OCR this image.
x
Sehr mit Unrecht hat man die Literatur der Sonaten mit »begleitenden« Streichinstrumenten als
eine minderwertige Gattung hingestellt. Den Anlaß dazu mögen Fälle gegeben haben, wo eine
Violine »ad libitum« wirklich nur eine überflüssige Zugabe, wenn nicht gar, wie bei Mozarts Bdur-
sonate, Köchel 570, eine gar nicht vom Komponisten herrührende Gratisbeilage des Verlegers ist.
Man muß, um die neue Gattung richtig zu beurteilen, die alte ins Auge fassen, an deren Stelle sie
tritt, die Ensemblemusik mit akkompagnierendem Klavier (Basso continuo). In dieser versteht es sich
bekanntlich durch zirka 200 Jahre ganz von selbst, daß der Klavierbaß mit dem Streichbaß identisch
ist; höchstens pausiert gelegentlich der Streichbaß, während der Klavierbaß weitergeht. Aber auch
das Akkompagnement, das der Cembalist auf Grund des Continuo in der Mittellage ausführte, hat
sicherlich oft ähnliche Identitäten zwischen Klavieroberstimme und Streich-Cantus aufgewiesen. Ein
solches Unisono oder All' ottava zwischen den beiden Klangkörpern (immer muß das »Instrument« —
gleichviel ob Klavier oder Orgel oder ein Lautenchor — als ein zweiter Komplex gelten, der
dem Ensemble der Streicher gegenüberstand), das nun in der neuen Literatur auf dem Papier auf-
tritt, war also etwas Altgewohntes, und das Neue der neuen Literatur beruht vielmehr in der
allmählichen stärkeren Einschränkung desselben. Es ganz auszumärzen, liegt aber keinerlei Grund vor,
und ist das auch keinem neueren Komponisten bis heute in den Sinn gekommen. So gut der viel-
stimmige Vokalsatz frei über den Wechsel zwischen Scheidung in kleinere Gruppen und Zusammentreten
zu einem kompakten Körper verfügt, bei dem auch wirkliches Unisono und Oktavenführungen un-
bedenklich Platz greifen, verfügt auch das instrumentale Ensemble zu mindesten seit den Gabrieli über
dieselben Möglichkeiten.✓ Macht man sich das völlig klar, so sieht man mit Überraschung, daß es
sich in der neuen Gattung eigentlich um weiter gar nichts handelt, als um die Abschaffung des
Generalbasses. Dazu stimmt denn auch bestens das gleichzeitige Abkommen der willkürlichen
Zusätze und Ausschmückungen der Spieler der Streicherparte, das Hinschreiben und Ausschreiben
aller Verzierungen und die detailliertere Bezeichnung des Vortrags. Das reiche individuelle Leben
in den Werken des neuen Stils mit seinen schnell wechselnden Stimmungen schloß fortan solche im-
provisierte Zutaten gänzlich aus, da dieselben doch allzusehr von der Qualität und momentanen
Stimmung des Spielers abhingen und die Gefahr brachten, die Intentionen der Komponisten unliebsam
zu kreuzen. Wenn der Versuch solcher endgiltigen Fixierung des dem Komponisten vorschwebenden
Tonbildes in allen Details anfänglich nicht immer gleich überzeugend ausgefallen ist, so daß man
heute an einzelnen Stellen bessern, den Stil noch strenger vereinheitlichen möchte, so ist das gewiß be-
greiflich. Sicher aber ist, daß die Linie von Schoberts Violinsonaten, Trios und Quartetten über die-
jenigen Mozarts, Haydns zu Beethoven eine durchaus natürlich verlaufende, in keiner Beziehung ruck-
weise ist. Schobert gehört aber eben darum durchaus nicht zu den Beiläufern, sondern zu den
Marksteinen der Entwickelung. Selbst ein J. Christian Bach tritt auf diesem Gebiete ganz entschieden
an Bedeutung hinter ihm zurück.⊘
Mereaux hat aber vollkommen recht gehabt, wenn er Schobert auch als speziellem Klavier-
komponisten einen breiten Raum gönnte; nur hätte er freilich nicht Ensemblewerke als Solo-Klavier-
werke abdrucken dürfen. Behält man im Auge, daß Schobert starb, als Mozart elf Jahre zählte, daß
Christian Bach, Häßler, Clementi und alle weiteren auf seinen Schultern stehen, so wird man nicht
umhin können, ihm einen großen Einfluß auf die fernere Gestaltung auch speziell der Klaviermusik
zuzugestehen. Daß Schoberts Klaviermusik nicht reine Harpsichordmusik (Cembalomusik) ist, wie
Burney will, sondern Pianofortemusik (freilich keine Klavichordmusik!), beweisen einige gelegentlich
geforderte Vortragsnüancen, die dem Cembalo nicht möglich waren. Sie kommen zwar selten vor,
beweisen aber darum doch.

YOUR OBJECTIVE: Look through the material above. Copy each line where the word "gelegentlich" appears.

ANSWER TO THE EXERCISE:
ist; höchstens pausiert gelegentlich der Streichbaß, während der Klavierbaß weitergeht. Aber auch
Burney will, sondern Pianofortemusik (freilich keine Klavichordmusik!), beweisen einige gelegentlich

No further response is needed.